*WHAT IS REQUIRED*: Repeat the entries that follow verbatim, without any of their pictures.

┄┄┄┄┄┄┄┄┄┄

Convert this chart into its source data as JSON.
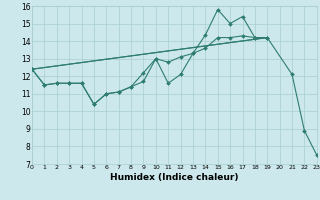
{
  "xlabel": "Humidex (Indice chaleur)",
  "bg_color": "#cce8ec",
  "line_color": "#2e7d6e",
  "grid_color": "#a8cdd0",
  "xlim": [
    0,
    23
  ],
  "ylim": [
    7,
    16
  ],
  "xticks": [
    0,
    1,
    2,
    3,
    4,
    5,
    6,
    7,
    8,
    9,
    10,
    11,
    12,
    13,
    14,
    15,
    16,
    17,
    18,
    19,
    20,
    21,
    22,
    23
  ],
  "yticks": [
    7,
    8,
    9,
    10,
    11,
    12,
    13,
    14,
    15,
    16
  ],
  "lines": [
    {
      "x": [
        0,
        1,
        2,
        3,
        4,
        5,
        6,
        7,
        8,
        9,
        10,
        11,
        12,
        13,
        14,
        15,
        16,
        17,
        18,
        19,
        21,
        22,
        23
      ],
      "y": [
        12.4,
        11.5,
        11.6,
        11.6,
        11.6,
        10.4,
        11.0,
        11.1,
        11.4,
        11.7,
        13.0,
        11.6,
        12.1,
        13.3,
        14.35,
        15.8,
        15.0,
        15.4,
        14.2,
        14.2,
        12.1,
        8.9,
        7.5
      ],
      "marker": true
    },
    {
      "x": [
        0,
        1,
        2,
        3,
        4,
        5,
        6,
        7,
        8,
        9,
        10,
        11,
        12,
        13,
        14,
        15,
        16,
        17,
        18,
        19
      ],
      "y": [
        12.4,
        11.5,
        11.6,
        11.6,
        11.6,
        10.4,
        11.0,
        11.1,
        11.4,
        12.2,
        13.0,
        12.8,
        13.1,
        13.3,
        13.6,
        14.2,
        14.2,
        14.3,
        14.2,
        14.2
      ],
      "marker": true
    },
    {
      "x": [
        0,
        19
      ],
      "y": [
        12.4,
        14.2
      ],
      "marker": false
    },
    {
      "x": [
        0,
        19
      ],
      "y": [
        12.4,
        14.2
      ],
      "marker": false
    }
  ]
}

┄┄┄┄┄┄┄┄┄┄

*SOLUTION FOR THIS EXERCISE*:
Convert this chart into its source data as JSON.
{
  "xlabel": "Humidex (Indice chaleur)",
  "bg_color": "#cce8ec",
  "line_color": "#2e7d6e",
  "grid_color": "#a8cdd0",
  "xlim": [
    0,
    23
  ],
  "ylim": [
    7,
    16
  ],
  "xticks": [
    0,
    1,
    2,
    3,
    4,
    5,
    6,
    7,
    8,
    9,
    10,
    11,
    12,
    13,
    14,
    15,
    16,
    17,
    18,
    19,
    20,
    21,
    22,
    23
  ],
  "yticks": [
    7,
    8,
    9,
    10,
    11,
    12,
    13,
    14,
    15,
    16
  ],
  "lines": [
    {
      "x": [
        0,
        1,
        2,
        3,
        4,
        5,
        6,
        7,
        8,
        9,
        10,
        11,
        12,
        13,
        14,
        15,
        16,
        17,
        18,
        19,
        21,
        22,
        23
      ],
      "y": [
        12.4,
        11.5,
        11.6,
        11.6,
        11.6,
        10.4,
        11.0,
        11.1,
        11.4,
        11.7,
        13.0,
        11.6,
        12.1,
        13.3,
        14.35,
        15.8,
        15.0,
        15.4,
        14.2,
        14.2,
        12.1,
        8.9,
        7.5
      ],
      "marker": true
    },
    {
      "x": [
        0,
        1,
        2,
        3,
        4,
        5,
        6,
        7,
        8,
        9,
        10,
        11,
        12,
        13,
        14,
        15,
        16,
        17,
        18,
        19
      ],
      "y": [
        12.4,
        11.5,
        11.6,
        11.6,
        11.6,
        10.4,
        11.0,
        11.1,
        11.4,
        12.2,
        13.0,
        12.8,
        13.1,
        13.3,
        13.6,
        14.2,
        14.2,
        14.3,
        14.2,
        14.2
      ],
      "marker": true
    },
    {
      "x": [
        0,
        19
      ],
      "y": [
        12.4,
        14.2
      ],
      "marker": false
    },
    {
      "x": [
        0,
        19
      ],
      "y": [
        12.4,
        14.2
      ],
      "marker": false
    }
  ]
}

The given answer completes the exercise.